**Selected passage:**
The game was built over 4 months with a focus on creating a vertical slice of the whole project, so players have access to roughly 1/4 of what the total game would be in the story mode. In addition to that, we were able to add in a survival mode titled Annihilation, as well as throwing in several achievements to earn.

As lead producer on the project, the issues I bring up in this document are heavily slanted towards the production aspect of Game Studio 2 (GS2) and may or may not reflect the feelings of other members of my team. Because of this, several of my points are focused on direct actions I took that I feel had either positive or negative results.

**Directions:** According to the passage on the game's development, what title was given to the survival mode?

[Entries drawn from a collection]
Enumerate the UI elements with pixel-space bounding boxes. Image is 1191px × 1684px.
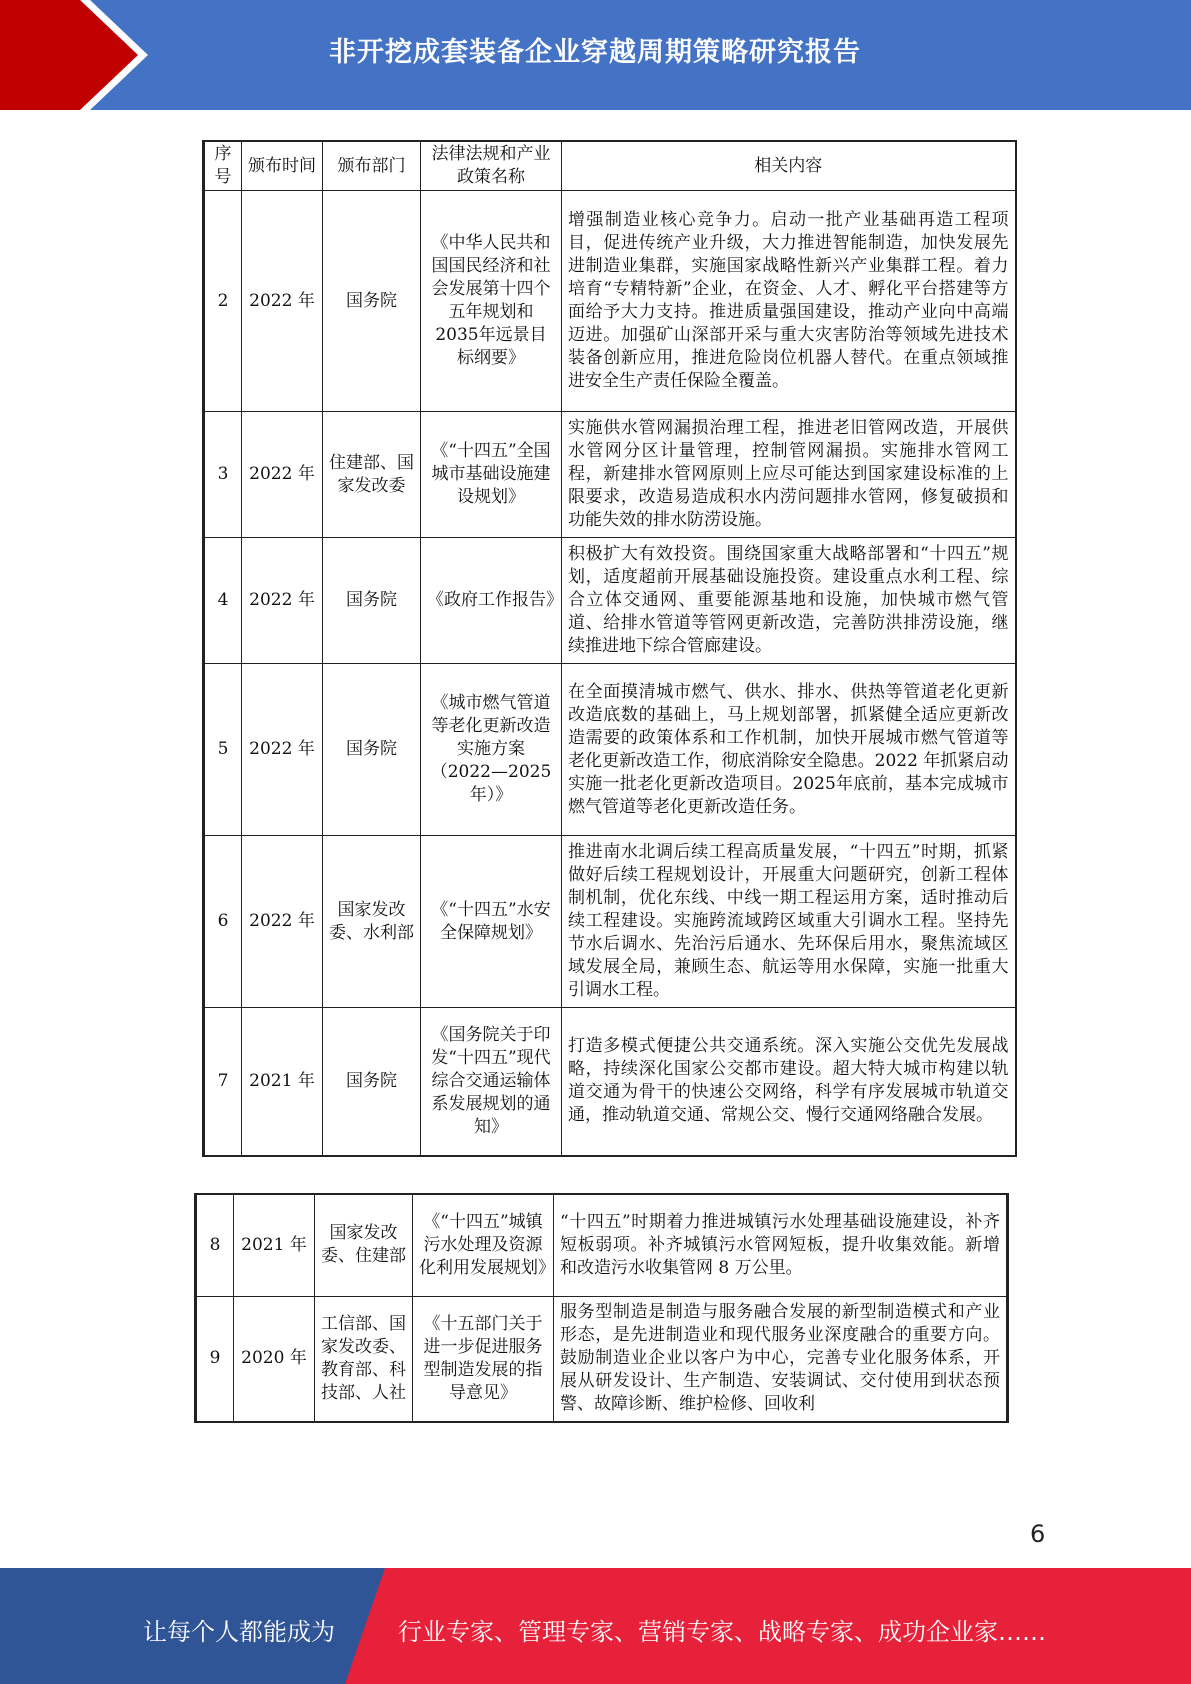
row-year: 2022 年 [242, 191, 323, 412]
header-no: 序号 [204, 141, 242, 191]
row-content: 在全面摸清城市燃气、供水、排水、供热等管道老化更新改造底数的基础上，马上规划部署，抓紧健全适应更新改造需要的政策体系和工作机制，加快开展城市燃气管道等老化更新改造工作，彻底消除安全隐患。2022 年抓紧启动实施一批老化更新改造项目。2025年底前，基本完成城市燃气管道等老化更新改造任务。 [562, 664, 1016, 836]
row-content: “十四五”时期着力推进城镇污水处理基础设施建设，补齐短板弱项。补齐城镇污水管网短板，提升收集效能。新增和改造污水收集管网 8 万公里。 [554, 1194, 1008, 1296]
table-row [204, 836, 1016, 1008]
table-row [196, 1296, 1008, 1422]
row-policy-name: 《国务院关于印发“十四五”现代综合交通运输体系发展规划的通知》 [421, 1008, 562, 1156]
row-no: 2 [204, 191, 242, 412]
row-year: 2021 年 [242, 1008, 323, 1156]
row-no: 5 [204, 664, 242, 836]
row-content: 打造多模式便捷公共交通系统。深入实施公交优先发展战略，持续深化国家公交都市建设。超大特大城市构建以轨道交通为骨干的快速公交网络，科学有序发展城市轨道交通，推动轨道交通、常规公交、慢行交通网络融合发展。 [562, 1008, 1016, 1156]
row-policy-name: 《十五部门关于进一步促进服务型制造发展的指导意见》 [413, 1296, 554, 1422]
row-year: 2022 年 [242, 664, 323, 836]
row-content: 增强制造业核心竞争力。启动一批产业基础再造工程项目，促进传统产业升级，大力推进智能制造，加快发展先进制造业集群，实施国家战略性新兴产业集群工程。着力培育“专精特新”企业，在资金、人才、孵化平台搭建等方面给予大力支持。推进质量强国建设，推动产业向中高端迈进。加强矿山深部开采与重大灾害防治等领域先进技术装备创新应用，推进危险岗位机器人替代。在重点领域推进安全生产责任保险全覆盖。 [562, 191, 1016, 412]
row-no: 7 [204, 1008, 242, 1156]
table-row [204, 1008, 1016, 1156]
row-dept: 国务院 [323, 1008, 421, 1156]
row-policy-name: 《政府工作报告》 [421, 538, 562, 664]
row-year: 2022 年 [242, 538, 323, 664]
page-footer [0, 1568, 1191, 1684]
row-content: 服务型制造是制造与服务融合发展的新型制造模式和产业形态，是先进制造业和现代服务业深度融合的重要方向。鼓励制造业企业以客户为中心，完善专业化服务体系，开展从研发设计、生产制造、安装调试、交付使用到状态预警、故障诊断、维护检修、回收利 [554, 1296, 1008, 1422]
row-dept: 国务院 [323, 538, 421, 664]
row-year: 2022 年 [242, 412, 323, 538]
row-policy-name: 《中华人民共和国国民经济和社会发展第十四个五年规划和2035年远景目标纲要》 [421, 191, 562, 412]
row-year: 2020 年 [234, 1296, 315, 1422]
table-row [204, 191, 1016, 412]
row-policy-name: 《“十四五”水安全保障规划》 [421, 836, 562, 1008]
header-content: 相关内容 [562, 141, 1016, 191]
report-title: 非开挖成套装备企业穿越周期策略研究报告 [329, 37, 861, 68]
row-policy-name: 《城市燃气管道等老化更新改造实施方案（2022—2025年）》 [421, 664, 562, 836]
row-year: 2021 年 [234, 1194, 315, 1296]
policy-table [202, 140, 1017, 1157]
row-content: 实施供水管网漏损治理工程，推进老旧管网改造，开展供水管网分区计量管理，控制管网漏损。实施排水管网工程，新建排水管网原则上应尽可能达到国家建设标准的上限要求，改造易造成积水内涝问题排水管网，修复破损和功能失效的排水防涝设施。 [562, 412, 1016, 538]
header-year: 颁布时间 [242, 141, 323, 191]
row-content: 推进南水北调后续工程高质量发展，“十四五”时期，抓紧做好后续工程规划设计，开展重大问题研究，创新工程体制机制，优化东线、中线一期工程运用方案，适时推动后续工程建设。实施跨流域跨区域重大引调水工程。坚持先节水后调水、先治污后通水、先环保后用水，聚焦流域区域发展全局，兼顾生态、航运等用水保障，实施一批重大引调水工程。 [562, 836, 1016, 1008]
row-dept: 国家发改委、水利部 [323, 836, 421, 1008]
page-number: 6 [1030, 1520, 1046, 1548]
row-policy-name: 《“十四五”全国城市基础设施建设规划》 [421, 412, 562, 538]
row-no: 8 [196, 1194, 234, 1296]
row-dept: 国务院 [323, 664, 421, 836]
table-header-row [204, 141, 1016, 191]
page-header [0, 0, 1191, 110]
footer-slogan-left: 让每个人都能成为 [143, 1618, 335, 1646]
row-policy-name: 《“十四五”城镇污水处理及资源化利用发展规划》 [413, 1194, 554, 1296]
row-year: 2022 年 [242, 836, 323, 1008]
row-no: 3 [204, 412, 242, 538]
footer-slogan-right: 行业专家、管理专家、营销专家、战略专家、成功企业家…… [398, 1618, 1046, 1646]
table-row [196, 1194, 1008, 1296]
header-dept: 颁布部门 [323, 141, 421, 191]
table-row [204, 664, 1016, 836]
row-no: 9 [196, 1296, 234, 1422]
row-dept: 工信部、国家发改委、教育部、科技部、人社 [315, 1296, 413, 1422]
row-dept: 国家发改委、住建部 [315, 1194, 413, 1296]
table-row [204, 412, 1016, 538]
table-row [204, 538, 1016, 664]
row-no: 6 [204, 836, 242, 1008]
row-no: 4 [204, 538, 242, 664]
header-policy-name: 法律法规和产业政策名称 [421, 141, 562, 191]
policy-table-continued [194, 1193, 1009, 1423]
row-dept: 住建部、国家发改委 [323, 412, 421, 538]
row-content: 积极扩大有效投资。围绕国家重大战略部署和“十四五”规划，适度超前开展基础设施投资。建设重点水利工程、综合立体交通网、重要能源基地和设施，加快城市燃气管道、给排水管道等管网更新改造，完善防洪排涝设施，继续推进地下综合管廊建设。 [562, 538, 1016, 664]
row-dept: 国务院 [323, 191, 421, 412]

**Reply to the exercise:** Annihilation